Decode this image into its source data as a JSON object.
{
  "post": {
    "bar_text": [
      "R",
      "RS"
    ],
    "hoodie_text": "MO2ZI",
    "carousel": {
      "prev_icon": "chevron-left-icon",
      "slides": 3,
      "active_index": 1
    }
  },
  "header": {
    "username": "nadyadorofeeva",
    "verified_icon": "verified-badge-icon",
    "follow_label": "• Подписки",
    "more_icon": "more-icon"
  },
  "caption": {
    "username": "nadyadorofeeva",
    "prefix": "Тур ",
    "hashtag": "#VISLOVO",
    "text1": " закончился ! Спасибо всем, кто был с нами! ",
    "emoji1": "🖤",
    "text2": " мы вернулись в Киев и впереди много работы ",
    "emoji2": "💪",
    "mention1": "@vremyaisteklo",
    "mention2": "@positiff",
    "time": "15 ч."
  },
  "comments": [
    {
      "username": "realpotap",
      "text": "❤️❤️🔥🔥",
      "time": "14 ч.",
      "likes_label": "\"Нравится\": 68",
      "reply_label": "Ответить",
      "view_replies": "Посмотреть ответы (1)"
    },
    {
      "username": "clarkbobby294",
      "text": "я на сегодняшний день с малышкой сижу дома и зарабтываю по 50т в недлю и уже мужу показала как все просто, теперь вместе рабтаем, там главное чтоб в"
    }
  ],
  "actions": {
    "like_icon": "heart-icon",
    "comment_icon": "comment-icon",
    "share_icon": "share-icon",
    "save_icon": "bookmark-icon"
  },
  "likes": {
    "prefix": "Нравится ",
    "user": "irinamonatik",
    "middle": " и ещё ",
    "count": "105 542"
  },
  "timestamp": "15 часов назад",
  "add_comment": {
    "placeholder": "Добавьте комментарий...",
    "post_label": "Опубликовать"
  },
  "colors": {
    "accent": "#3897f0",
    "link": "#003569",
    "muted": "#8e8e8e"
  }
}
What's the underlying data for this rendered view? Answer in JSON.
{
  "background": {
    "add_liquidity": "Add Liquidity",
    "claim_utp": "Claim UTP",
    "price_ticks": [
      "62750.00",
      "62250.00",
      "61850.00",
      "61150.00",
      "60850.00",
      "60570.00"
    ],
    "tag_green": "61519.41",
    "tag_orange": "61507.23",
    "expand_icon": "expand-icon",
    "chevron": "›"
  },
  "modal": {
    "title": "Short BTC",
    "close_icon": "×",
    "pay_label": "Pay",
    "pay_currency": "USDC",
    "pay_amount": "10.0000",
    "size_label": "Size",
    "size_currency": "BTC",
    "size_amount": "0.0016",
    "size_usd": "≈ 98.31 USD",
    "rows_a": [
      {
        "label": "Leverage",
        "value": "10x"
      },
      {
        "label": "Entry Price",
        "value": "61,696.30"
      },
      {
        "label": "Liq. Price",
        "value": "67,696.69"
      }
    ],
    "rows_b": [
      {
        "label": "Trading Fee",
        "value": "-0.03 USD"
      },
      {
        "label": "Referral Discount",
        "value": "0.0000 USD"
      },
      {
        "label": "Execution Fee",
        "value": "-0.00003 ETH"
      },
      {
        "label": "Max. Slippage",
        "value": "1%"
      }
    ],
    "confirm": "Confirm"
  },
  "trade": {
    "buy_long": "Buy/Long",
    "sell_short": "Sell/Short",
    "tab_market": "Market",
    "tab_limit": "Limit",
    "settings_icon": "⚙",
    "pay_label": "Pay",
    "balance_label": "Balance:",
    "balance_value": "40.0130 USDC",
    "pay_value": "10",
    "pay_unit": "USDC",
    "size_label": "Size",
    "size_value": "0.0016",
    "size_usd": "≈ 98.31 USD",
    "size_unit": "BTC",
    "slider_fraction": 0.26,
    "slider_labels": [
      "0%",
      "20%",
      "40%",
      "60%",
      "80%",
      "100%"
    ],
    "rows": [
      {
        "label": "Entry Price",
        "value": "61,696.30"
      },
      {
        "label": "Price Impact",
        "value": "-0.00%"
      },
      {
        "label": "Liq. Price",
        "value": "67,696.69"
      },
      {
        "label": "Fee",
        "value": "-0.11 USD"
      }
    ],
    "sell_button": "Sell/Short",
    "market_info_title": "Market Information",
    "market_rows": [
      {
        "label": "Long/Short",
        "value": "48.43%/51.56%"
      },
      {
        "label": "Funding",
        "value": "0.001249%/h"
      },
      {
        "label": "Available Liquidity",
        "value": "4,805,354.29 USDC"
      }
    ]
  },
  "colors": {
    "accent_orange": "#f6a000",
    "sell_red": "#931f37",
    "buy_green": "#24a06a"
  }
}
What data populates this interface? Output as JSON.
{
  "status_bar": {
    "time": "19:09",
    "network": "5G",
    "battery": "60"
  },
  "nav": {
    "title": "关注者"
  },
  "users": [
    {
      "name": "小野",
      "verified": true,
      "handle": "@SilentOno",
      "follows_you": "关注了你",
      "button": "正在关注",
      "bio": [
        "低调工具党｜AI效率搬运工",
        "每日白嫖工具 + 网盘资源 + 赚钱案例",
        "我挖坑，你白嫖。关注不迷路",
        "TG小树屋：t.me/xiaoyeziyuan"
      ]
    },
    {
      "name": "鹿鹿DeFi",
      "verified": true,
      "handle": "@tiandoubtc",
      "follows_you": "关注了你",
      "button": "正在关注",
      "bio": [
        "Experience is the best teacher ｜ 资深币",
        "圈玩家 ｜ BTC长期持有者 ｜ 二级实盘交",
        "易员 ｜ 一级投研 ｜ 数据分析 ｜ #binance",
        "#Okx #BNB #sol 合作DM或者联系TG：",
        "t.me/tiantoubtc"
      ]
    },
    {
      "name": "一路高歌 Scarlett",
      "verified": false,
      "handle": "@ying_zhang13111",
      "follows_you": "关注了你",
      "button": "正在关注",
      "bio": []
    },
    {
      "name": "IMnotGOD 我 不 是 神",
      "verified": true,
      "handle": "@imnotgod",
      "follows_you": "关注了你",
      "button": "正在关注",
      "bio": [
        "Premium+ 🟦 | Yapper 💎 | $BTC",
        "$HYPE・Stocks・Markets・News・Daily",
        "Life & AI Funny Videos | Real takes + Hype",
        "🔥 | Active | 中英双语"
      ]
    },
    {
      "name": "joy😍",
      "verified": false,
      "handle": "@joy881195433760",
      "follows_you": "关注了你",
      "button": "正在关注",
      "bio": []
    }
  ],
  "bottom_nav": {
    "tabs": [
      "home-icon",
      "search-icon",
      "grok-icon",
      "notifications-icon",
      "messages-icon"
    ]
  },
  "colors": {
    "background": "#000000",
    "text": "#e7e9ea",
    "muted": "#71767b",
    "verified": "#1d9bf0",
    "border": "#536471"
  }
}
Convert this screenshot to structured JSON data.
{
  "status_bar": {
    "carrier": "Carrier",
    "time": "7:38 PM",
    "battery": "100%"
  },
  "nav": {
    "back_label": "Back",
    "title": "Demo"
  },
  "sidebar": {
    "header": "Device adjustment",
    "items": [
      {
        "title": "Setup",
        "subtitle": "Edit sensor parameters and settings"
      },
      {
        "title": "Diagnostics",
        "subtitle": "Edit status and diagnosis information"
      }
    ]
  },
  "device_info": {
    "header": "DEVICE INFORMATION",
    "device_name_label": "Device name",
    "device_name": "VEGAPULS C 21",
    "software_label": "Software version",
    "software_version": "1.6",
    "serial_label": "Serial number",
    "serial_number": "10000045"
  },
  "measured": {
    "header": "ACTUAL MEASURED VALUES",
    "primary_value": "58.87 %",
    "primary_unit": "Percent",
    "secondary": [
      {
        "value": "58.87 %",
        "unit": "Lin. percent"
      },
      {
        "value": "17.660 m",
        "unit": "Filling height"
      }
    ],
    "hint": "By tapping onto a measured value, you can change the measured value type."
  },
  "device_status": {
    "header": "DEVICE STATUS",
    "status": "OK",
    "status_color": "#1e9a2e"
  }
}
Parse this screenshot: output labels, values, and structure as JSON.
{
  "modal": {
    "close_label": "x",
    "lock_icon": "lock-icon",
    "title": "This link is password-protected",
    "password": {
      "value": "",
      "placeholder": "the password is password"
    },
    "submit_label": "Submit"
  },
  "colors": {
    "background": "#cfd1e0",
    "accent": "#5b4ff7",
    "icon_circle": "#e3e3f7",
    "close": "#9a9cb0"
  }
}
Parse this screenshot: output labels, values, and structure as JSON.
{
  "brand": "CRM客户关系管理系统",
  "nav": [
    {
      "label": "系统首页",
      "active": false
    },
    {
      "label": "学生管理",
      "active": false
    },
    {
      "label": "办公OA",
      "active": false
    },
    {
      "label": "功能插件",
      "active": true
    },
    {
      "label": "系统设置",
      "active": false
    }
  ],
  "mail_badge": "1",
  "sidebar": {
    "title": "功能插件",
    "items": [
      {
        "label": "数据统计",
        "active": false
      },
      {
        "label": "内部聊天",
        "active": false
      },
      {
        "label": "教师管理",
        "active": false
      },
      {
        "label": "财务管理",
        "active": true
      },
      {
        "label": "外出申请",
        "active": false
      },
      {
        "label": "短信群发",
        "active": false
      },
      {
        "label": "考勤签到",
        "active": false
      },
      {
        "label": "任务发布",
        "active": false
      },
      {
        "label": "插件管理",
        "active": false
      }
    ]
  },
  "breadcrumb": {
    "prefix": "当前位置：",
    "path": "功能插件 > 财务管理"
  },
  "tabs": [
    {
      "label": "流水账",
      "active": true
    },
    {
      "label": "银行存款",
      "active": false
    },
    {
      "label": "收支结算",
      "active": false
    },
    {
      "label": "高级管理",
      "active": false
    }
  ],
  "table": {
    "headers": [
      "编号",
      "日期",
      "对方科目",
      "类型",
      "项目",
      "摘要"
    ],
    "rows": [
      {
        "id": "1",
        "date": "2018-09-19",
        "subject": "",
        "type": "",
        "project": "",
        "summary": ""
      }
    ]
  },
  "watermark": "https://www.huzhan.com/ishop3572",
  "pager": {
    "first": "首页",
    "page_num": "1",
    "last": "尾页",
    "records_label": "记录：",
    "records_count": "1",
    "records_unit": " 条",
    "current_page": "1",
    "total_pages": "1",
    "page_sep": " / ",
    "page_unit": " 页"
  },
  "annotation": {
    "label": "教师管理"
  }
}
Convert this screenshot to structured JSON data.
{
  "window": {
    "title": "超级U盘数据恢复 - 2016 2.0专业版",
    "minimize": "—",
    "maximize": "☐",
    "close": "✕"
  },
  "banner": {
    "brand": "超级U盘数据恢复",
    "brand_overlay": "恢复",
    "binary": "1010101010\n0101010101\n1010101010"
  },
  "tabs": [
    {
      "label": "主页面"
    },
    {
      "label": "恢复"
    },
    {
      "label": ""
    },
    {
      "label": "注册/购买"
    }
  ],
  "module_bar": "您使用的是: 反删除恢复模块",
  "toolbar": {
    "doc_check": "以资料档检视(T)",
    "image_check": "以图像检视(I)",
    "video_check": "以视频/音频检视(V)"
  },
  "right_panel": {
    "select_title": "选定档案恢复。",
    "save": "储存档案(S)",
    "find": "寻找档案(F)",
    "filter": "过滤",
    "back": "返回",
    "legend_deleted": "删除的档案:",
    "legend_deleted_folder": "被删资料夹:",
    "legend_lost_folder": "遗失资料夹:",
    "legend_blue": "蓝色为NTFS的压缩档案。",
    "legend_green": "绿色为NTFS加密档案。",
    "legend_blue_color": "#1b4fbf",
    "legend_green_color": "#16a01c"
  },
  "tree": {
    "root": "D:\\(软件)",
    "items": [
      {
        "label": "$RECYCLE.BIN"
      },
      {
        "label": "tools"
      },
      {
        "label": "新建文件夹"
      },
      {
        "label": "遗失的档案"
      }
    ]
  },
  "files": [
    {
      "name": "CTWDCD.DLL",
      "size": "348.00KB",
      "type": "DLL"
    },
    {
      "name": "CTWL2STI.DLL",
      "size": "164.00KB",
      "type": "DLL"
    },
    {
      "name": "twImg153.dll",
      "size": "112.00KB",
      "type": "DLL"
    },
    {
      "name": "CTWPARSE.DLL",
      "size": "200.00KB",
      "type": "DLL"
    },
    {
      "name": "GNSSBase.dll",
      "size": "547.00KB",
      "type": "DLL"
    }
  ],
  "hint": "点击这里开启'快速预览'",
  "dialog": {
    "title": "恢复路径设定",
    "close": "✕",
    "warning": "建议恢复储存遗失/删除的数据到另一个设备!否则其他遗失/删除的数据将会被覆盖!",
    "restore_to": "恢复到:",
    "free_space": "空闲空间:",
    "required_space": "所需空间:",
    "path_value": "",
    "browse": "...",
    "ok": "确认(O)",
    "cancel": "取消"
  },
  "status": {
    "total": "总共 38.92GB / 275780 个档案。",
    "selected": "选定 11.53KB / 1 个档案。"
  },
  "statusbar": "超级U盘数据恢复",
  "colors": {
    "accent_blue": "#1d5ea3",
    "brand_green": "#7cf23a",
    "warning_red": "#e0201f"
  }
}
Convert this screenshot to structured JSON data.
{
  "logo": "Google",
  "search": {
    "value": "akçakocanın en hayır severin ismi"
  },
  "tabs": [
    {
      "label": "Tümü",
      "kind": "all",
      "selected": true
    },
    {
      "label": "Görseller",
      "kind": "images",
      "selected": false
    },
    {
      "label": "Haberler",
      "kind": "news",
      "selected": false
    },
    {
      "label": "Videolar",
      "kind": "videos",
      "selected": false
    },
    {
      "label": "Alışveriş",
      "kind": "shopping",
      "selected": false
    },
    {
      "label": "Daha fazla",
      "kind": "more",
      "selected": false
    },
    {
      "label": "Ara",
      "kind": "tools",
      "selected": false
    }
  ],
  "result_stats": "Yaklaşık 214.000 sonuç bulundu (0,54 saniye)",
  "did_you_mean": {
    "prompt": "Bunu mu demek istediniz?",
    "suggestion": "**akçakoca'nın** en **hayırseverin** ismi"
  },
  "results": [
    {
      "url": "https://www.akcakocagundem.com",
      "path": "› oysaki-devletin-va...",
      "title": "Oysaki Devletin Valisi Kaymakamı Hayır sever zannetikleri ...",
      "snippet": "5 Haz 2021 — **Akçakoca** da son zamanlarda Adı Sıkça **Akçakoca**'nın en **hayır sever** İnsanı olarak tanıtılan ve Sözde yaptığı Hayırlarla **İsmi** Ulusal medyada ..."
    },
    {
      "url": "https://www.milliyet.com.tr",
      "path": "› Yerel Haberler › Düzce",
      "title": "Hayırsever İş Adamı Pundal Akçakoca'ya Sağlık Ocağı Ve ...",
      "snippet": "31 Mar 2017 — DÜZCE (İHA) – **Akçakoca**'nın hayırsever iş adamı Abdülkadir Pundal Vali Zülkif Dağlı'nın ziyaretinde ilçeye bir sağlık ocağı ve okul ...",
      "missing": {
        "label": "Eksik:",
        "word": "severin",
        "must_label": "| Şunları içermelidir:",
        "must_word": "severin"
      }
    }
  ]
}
###
Of the lines in the entries above, how many include "prefix"? Only the number should be given.

3